## BEGIN
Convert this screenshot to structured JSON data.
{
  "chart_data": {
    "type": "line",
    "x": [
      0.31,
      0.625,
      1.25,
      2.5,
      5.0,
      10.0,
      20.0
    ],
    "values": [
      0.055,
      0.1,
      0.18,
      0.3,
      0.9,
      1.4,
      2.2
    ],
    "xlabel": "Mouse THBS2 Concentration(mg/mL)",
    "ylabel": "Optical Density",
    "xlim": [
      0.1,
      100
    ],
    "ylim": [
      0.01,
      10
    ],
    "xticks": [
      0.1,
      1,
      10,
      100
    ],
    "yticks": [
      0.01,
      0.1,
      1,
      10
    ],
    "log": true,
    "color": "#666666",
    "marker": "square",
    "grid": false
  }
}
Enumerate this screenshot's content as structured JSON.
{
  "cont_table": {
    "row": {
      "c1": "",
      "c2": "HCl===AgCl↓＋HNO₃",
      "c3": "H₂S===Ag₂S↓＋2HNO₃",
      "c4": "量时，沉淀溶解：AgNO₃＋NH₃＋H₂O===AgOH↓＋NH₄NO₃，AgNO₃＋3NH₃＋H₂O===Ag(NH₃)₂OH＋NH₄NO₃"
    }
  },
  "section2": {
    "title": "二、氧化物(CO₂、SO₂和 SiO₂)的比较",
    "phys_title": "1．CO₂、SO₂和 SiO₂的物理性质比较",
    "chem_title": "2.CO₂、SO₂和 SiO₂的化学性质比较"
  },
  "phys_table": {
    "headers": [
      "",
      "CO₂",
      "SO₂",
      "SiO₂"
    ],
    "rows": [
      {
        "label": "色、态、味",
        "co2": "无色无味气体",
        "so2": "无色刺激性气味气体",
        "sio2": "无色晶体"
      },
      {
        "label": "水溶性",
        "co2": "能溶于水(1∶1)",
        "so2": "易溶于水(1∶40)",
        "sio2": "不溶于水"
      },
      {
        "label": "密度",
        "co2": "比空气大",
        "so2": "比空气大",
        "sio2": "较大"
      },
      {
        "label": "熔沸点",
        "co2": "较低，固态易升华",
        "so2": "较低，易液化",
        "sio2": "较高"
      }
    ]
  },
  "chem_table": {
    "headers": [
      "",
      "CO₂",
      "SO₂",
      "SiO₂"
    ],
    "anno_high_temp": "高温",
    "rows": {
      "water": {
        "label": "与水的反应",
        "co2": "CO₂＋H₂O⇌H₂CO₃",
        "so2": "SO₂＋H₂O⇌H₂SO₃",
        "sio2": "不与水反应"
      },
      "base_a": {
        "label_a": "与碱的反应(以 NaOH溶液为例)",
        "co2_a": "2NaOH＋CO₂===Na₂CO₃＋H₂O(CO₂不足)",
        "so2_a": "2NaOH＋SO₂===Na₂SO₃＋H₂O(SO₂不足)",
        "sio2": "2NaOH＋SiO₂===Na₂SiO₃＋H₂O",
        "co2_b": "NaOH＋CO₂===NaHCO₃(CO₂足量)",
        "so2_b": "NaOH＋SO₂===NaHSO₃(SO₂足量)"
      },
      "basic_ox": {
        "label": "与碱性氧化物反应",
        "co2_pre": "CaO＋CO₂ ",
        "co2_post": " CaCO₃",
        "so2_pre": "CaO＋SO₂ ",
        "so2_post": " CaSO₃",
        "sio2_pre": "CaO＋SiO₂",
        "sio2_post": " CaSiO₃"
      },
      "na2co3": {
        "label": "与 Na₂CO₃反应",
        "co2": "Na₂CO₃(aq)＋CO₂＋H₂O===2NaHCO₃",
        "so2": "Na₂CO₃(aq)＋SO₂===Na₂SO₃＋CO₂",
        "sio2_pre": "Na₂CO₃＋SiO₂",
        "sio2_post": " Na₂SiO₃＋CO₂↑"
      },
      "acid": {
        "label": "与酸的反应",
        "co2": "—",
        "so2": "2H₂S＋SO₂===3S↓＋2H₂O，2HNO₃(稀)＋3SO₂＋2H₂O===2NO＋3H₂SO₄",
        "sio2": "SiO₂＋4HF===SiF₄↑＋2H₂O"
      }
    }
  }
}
## END
▶ [Objective] Write out all the records above again, exactly as they stand.

▶ [In response]
Convert this screenshot to structured JSON data.
{
  "chart_data": {
    "type": "line",
    "x": [
      0.31,
      0.625,
      1.25,
      2.5,
      5.0,
      10.0,
      20.0
    ],
    "values": [
      0.055,
      0.1,
      0.18,
      0.3,
      0.9,
      1.4,
      2.2
    ],
    "xlabel": "Mouse THBS2 Concentration(mg/mL)",
    "ylabel": "Optical Density",
    "xlim": [
      0.1,
      100
    ],
    "ylim": [
      0.01,
      10
    ],
    "xticks": [
      0.1,
      1,
      10,
      100
    ],
    "yticks": [
      0.01,
      0.1,
      1,
      10
    ],
    "log": true,
    "color": "#666666",
    "marker": "square",
    "grid": false
  }
}
Enumerate this screenshot's content as structured JSON.
{
  "cont_table": {
    "row": {
      "c1": "",
      "c2": "HCl===AgCl↓＋HNO₃",
      "c3": "H₂S===Ag₂S↓＋2HNO₃",
      "c4": "量时，沉淀溶解：AgNO₃＋NH₃＋H₂O===AgOH↓＋NH₄NO₃，AgNO₃＋3NH₃＋H₂O===Ag(NH₃)₂OH＋NH₄NO₃"
    }
  },
  "section2": {
    "title": "二、氧化物(CO₂、SO₂和 SiO₂)的比较",
    "phys_title": "1．CO₂、SO₂和 SiO₂的物理性质比较",
    "chem_title": "2.CO₂、SO₂和 SiO₂的化学性质比较"
  },
  "phys_table": {
    "headers": [
      "",
      "CO₂",
      "SO₂",
      "SiO₂"
    ],
    "rows": [
      {
        "label": "色、态、味",
        "co2": "无色无味气体",
        "so2": "无色刺激性气味气体",
        "sio2": "无色晶体"
      },
      {
        "label": "水溶性",
        "co2": "能溶于水(1∶1)",
        "so2": "易溶于水(1∶40)",
        "sio2": "不溶于水"
      },
      {
        "label": "密度",
        "co2": "比空气大",
        "so2": "比空气大",
        "sio2": "较大"
      },
      {
        "label": "熔沸点",
        "co2": "较低，固态易升华",
        "so2": "较低，易液化",
        "sio2": "较高"
      }
    ]
  },
  "chem_table": {
    "headers": [
      "",
      "CO₂",
      "SO₂",
      "SiO₂"
    ],
    "anno_high_temp": "高温",
    "rows": {
      "water": {
        "label": "与水的反应",
        "co2": "CO₂＋H₂O⇌H₂CO₃",
        "so2": "SO₂＋H₂O⇌H₂SO₃",
        "sio2": "不与水反应"
      },
      "base_a": {
        "label_a": "与碱的反应(以 NaOH溶液为例)",
        "co2_a": "2NaOH＋CO₂===Na₂CO₃＋H₂O(CO₂不足)",
        "so2_a": "2NaOH＋SO₂===Na₂SO₃＋H₂O(SO₂不足)",
        "sio2": "2NaOH＋SiO₂===Na₂SiO₃＋H₂O",
        "co2_b": "NaOH＋CO₂===NaHCO₃(CO₂足量)",
        "so2_b": "NaOH＋SO₂===NaHSO₃(SO₂足量)"
      },
      "basic_ox": {
        "label": "与碱性氧化物反应",
        "co2_pre": "CaO＋CO₂ ",
        "co2_post": " CaCO₃",
        "so2_pre": "CaO＋SO₂ ",
        "so2_post": " CaSO₃",
        "sio2_pre": "CaO＋SiO₂",
        "sio2_post": " CaSiO₃"
      },
      "na2co3": {
        "label": "与 Na₂CO₃反应",
        "co2": "Na₂CO₃(aq)＋CO₂＋H₂O===2NaHCO₃",
        "so2": "Na₂CO₃(aq)＋SO₂===Na₂SO₃＋CO₂",
        "sio2_pre": "Na₂CO₃＋SiO₂",
        "sio2_post": " Na₂SiO₃＋CO₂↑"
      },
      "acid": {
        "label": "与酸的反应",
        "co2": "—",
        "so2": "2H₂S＋SO₂===3S↓＋2H₂O，2HNO₃(稀)＋3SO₂＋2H₂O===2NO＋3H₂SO₄",
        "sio2": "SiO₂＋4HF===SiF₄↑＋2H₂O"
      }
    }
  }
}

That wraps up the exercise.